━━ Task input

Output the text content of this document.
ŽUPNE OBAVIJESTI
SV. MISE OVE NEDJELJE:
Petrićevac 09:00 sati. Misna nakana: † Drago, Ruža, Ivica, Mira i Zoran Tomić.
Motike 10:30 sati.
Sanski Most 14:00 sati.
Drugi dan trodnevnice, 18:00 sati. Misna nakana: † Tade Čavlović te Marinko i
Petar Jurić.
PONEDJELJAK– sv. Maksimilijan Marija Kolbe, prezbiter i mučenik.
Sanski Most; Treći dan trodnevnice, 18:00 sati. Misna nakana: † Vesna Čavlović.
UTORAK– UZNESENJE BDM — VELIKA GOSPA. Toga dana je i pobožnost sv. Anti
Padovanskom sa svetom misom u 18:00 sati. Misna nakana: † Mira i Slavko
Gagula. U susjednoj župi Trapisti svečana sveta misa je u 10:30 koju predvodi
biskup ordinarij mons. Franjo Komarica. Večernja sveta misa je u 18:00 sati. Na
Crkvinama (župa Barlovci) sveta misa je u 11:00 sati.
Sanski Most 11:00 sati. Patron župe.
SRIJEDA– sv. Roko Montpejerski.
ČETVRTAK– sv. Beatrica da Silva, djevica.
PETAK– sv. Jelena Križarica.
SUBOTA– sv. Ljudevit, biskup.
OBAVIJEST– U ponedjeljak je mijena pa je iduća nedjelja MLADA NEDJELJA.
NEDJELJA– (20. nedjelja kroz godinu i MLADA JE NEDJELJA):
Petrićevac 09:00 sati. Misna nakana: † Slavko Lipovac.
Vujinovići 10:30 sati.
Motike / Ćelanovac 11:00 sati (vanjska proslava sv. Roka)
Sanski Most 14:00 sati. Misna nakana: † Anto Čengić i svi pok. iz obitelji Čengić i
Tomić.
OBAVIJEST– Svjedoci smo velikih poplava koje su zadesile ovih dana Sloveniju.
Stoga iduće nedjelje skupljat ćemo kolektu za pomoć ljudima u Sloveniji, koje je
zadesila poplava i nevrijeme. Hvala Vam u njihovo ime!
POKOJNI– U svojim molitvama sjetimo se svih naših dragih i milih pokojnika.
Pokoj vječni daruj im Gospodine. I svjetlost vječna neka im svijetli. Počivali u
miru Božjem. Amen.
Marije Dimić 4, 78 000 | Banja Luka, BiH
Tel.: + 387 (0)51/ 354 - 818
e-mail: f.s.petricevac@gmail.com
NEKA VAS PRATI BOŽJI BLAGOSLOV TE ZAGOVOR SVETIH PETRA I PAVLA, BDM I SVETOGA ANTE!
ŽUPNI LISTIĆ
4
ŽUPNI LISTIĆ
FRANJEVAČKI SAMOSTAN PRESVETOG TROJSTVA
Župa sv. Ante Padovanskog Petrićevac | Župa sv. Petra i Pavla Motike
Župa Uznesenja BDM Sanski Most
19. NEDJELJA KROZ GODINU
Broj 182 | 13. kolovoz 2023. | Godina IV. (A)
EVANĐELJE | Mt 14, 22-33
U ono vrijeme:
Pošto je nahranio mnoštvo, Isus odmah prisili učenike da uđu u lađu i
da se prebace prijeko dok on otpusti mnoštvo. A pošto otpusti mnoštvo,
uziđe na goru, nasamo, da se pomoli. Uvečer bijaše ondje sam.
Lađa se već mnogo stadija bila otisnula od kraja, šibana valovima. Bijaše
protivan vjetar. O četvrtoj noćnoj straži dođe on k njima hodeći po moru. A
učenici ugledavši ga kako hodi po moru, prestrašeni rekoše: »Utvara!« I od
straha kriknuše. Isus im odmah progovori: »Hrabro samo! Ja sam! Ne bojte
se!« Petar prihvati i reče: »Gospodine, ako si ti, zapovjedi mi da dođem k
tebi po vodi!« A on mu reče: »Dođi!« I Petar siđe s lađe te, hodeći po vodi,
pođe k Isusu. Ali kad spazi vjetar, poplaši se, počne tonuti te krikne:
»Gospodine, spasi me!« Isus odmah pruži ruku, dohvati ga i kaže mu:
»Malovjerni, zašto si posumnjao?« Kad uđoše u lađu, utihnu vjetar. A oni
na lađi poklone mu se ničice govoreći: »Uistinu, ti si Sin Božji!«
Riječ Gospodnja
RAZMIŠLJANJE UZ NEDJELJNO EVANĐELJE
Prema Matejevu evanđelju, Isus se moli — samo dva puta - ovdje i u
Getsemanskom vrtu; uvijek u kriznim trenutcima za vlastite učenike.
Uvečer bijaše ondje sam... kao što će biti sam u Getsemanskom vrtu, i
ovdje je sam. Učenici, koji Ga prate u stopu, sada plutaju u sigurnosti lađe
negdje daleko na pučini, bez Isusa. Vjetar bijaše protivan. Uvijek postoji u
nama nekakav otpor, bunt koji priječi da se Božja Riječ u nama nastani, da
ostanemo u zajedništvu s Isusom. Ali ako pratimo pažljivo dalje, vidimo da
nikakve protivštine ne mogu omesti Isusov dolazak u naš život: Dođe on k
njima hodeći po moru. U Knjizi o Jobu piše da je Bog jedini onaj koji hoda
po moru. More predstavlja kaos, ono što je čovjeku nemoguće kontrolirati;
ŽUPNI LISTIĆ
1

━━━━

Written instruction
Only lines that contain the word "Sanski" are wanted; copy each of them.

Result for this exercise
Sanski Most 14:00 sati.
Sanski Most; Treći dan trodnevnice, 18:00 sati. Misna nakana: † Vesna Čavlović.
Sanski Most 11:00 sati. Patron župe.
Sanski Most 14:00 sati. Misna nakana: † Anto Čengić i svi pok. iz obitelji Čengić i
Župa Uznesenja BDM Sanski Most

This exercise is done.